(Figure dataset records)
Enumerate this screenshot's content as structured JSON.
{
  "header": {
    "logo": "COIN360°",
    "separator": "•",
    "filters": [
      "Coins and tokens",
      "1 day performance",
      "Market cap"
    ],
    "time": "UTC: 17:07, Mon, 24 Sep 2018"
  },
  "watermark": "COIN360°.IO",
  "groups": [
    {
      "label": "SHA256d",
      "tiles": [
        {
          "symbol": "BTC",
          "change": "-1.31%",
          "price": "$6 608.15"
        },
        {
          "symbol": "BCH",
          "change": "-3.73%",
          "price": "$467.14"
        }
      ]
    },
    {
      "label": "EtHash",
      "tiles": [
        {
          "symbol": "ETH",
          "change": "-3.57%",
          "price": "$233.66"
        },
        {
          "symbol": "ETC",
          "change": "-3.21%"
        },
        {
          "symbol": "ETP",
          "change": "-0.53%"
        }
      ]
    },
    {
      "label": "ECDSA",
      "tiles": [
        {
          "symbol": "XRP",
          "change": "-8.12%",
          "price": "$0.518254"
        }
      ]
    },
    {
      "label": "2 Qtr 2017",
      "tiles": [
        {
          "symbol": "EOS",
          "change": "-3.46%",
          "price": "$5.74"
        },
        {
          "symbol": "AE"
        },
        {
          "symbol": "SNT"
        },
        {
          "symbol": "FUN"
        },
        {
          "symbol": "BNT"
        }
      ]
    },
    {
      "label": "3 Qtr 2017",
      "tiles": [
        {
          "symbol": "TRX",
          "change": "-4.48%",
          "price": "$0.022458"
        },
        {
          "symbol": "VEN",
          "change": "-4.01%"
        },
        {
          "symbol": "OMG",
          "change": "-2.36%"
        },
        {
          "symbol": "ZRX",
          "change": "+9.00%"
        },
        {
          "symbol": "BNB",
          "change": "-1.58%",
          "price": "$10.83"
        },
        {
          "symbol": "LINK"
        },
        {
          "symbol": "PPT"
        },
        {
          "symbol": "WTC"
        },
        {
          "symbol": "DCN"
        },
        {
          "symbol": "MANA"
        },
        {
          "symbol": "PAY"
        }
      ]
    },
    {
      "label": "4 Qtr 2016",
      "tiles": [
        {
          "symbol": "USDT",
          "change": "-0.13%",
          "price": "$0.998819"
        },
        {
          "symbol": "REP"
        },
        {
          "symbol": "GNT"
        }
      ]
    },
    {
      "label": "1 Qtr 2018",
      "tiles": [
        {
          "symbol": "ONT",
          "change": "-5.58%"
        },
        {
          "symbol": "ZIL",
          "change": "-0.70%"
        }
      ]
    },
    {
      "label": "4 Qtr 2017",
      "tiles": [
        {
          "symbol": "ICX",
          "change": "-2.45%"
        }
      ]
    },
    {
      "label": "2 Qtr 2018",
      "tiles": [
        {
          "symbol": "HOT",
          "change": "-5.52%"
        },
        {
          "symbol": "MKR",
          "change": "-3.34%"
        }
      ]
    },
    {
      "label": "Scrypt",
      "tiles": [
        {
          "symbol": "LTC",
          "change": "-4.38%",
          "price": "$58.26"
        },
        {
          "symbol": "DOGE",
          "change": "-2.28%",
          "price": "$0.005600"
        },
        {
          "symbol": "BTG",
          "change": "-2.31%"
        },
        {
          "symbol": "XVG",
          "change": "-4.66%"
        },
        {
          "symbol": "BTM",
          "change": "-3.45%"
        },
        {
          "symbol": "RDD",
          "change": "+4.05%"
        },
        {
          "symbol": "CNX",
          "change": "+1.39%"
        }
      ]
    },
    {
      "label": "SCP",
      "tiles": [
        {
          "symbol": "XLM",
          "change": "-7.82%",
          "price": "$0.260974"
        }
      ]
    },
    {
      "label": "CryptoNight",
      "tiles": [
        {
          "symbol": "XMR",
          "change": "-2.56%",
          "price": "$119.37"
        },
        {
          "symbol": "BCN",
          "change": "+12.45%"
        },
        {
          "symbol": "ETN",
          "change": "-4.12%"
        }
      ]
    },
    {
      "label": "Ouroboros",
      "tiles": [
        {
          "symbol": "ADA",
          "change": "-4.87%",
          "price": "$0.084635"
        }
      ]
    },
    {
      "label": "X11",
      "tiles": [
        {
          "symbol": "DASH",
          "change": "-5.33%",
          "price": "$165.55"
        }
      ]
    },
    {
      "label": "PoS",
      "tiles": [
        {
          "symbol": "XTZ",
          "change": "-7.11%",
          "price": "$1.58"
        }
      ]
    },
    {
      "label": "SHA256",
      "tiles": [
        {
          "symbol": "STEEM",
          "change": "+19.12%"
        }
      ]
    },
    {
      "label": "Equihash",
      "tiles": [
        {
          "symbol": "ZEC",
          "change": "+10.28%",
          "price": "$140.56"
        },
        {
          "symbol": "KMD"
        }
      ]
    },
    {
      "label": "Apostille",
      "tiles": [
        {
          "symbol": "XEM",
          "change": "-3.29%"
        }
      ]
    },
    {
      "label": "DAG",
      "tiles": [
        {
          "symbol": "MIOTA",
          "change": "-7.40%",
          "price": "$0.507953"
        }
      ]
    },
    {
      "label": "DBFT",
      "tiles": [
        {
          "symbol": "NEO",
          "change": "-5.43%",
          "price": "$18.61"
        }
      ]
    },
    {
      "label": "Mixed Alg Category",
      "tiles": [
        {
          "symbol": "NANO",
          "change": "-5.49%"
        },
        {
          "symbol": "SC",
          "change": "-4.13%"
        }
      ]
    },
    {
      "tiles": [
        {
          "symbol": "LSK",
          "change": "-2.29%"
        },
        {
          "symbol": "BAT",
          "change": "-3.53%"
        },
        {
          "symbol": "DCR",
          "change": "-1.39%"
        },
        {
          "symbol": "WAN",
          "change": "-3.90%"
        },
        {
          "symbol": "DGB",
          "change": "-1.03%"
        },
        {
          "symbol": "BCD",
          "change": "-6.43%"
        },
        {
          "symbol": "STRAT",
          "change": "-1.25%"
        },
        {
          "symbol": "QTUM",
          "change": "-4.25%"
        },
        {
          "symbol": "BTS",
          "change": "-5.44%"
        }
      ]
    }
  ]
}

### [GOAL OF THE EXERCISE]
Repeat all the records. Match each line exactly.

### [TASK RESPONSE]
Enumerate this screenshot's content as structured JSON.
{
  "header": {
    "logo": "COIN360°",
    "separator": "•",
    "filters": [
      "Coins and tokens",
      "1 day performance",
      "Market cap"
    ],
    "time": "UTC: 17:07, Mon, 24 Sep 2018"
  },
  "watermark": "COIN360°.IO",
  "groups": [
    {
      "label": "SHA256d",
      "tiles": [
        {
          "symbol": "BTC",
          "change": "-1.31%",
          "price": "$6 608.15"
        },
        {
          "symbol": "BCH",
          "change": "-3.73%",
          "price": "$467.14"
        }
      ]
    },
    {
      "label": "EtHash",
      "tiles": [
        {
          "symbol": "ETH",
          "change": "-3.57%",
          "price": "$233.66"
        },
        {
          "symbol": "ETC",
          "change": "-3.21%"
        },
        {
          "symbol": "ETP",
          "change": "-0.53%"
        }
      ]
    },
    {
      "label": "ECDSA",
      "tiles": [
        {
          "symbol": "XRP",
          "change": "-8.12%",
          "price": "$0.518254"
        }
      ]
    },
    {
      "label": "2 Qtr 2017",
      "tiles": [
        {
          "symbol": "EOS",
          "change": "-3.46%",
          "price": "$5.74"
        },
        {
          "symbol": "AE"
        },
        {
          "symbol": "SNT"
        },
        {
          "symbol": "FUN"
        },
        {
          "symbol": "BNT"
        }
      ]
    },
    {
      "label": "3 Qtr 2017",
      "tiles": [
        {
          "symbol": "TRX",
          "change": "-4.48%",
          "price": "$0.022458"
        },
        {
          "symbol": "VEN",
          "change": "-4.01%"
        },
        {
          "symbol": "OMG",
          "change": "-2.36%"
        },
        {
          "symbol": "ZRX",
          "change": "+9.00%"
        },
        {
          "symbol": "BNB",
          "change": "-1.58%",
          "price": "$10.83"
        },
        {
          "symbol": "LINK"
        },
        {
          "symbol": "PPT"
        },
        {
          "symbol": "WTC"
        },
        {
          "symbol": "DCN"
        },
        {
          "symbol": "MANA"
        },
        {
          "symbol": "PAY"
        }
      ]
    },
    {
      "label": "4 Qtr 2016",
      "tiles": [
        {
          "symbol": "USDT",
          "change": "-0.13%",
          "price": "$0.998819"
        },
        {
          "symbol": "REP"
        },
        {
          "symbol": "GNT"
        }
      ]
    },
    {
      "label": "1 Qtr 2018",
      "tiles": [
        {
          "symbol": "ONT",
          "change": "-5.58%"
        },
        {
          "symbol": "ZIL",
          "change": "-0.70%"
        }
      ]
    },
    {
      "label": "4 Qtr 2017",
      "tiles": [
        {
          "symbol": "ICX",
          "change": "-2.45%"
        }
      ]
    },
    {
      "label": "2 Qtr 2018",
      "tiles": [
        {
          "symbol": "HOT",
          "change": "-5.52%"
        },
        {
          "symbol": "MKR",
          "change": "-3.34%"
        }
      ]
    },
    {
      "label": "Scrypt",
      "tiles": [
        {
          "symbol": "LTC",
          "change": "-4.38%",
          "price": "$58.26"
        },
        {
          "symbol": "DOGE",
          "change": "-2.28%",
          "price": "$0.005600"
        },
        {
          "symbol": "BTG",
          "change": "-2.31%"
        },
        {
          "symbol": "XVG",
          "change": "-4.66%"
        },
        {
          "symbol": "BTM",
          "change": "-3.45%"
        },
        {
          "symbol": "RDD",
          "change": "+4.05%"
        },
        {
          "symbol": "CNX",
          "change": "+1.39%"
        }
      ]
    },
    {
      "label": "SCP",
      "tiles": [
        {
          "symbol": "XLM",
          "change": "-7.82%",
          "price": "$0.260974"
        }
      ]
    },
    {
      "label": "CryptoNight",
      "tiles": [
        {
          "symbol": "XMR",
          "change": "-2.56%",
          "price": "$119.37"
        },
        {
          "symbol": "BCN",
          "change": "+12.45%"
        },
        {
          "symbol": "ETN",
          "change": "-4.12%"
        }
      ]
    },
    {
      "label": "Ouroboros",
      "tiles": [
        {
          "symbol": "ADA",
          "change": "-4.87%",
          "price": "$0.084635"
        }
      ]
    },
    {
      "label": "X11",
      "tiles": [
        {
          "symbol": "DASH",
          "change": "-5.33%",
          "price": "$165.55"
        }
      ]
    },
    {
      "label": "PoS",
      "tiles": [
        {
          "symbol": "XTZ",
          "change": "-7.11%",
          "price": "$1.58"
        }
      ]
    },
    {
      "label": "SHA256",
      "tiles": [
        {
          "symbol": "STEEM",
          "change": "+19.12%"
        }
      ]
    },
    {
      "label": "Equihash",
      "tiles": [
        {
          "symbol": "ZEC",
          "change": "+10.28%",
          "price": "$140.56"
        },
        {
          "symbol": "KMD"
        }
      ]
    },
    {
      "label": "Apostille",
      "tiles": [
        {
          "symbol": "XEM",
          "change": "-3.29%"
        }
      ]
    },
    {
      "label": "DAG",
      "tiles": [
        {
          "symbol": "MIOTA",
          "change": "-7.40%",
          "price": "$0.507953"
        }
      ]
    },
    {
      "label": "DBFT",
      "tiles": [
        {
          "symbol": "NEO",
          "change": "-5.43%",
          "price": "$18.61"
        }
      ]
    },
    {
      "label": "Mixed Alg Category",
      "tiles": [
        {
          "symbol": "NANO",
          "change": "-5.49%"
        },
        {
          "symbol": "SC",
          "change": "-4.13%"
        }
      ]
    },
    {
      "tiles": [
        {
          "symbol": "LSK",
          "change": "-2.29%"
        },
        {
          "symbol": "BAT",
          "change": "-3.53%"
        },
        {
          "symbol": "DCR",
          "change": "-1.39%"
        },
        {
          "symbol": "WAN",
          "change": "-3.90%"
        },
        {
          "symbol": "DGB",
          "change": "-1.03%"
        },
        {
          "symbol": "BCD",
          "change": "-6.43%"
        },
        {
          "symbol": "STRAT",
          "change": "-1.25%"
        },
        {
          "symbol": "QTUM",
          "change": "-4.25%"
        },
        {
          "symbol": "BTS",
          "change": "-5.44%"
        }
      ]
    }
  ]
}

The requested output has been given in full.